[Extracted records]

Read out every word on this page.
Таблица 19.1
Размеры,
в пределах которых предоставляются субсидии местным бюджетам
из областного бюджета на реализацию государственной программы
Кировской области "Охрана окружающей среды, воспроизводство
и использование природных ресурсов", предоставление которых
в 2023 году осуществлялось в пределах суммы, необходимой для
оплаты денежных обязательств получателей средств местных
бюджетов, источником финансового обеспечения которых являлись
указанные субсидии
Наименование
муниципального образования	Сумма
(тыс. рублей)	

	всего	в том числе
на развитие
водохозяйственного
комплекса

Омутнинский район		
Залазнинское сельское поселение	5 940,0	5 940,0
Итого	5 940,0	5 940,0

→ **Set exercise**
Output all of the material exactly as written.

→ **Task answer**
Read out every word on this page.
Таблица 19.1
Размеры,
в пределах которых предоставляются субсидии местным бюджетам
из областного бюджета на реализацию государственной программы
Кировской области "Охрана окружающей среды, воспроизводство
и использование природных ресурсов", предоставление которых
в 2023 году осуществлялось в пределах суммы, необходимой для
оплаты денежных обязательств получателей средств местных
бюджетов, источником финансового обеспечения которых являлись
указанные субсидии
Наименование
муниципального образования	Сумма
(тыс. рублей)	

	всего	в том числе
на развитие
водохозяйственного
комплекса

Омутнинский район		
Залазнинское сельское поселение	5 940,0	5 940,0
Итого	5 940,0	5 940,0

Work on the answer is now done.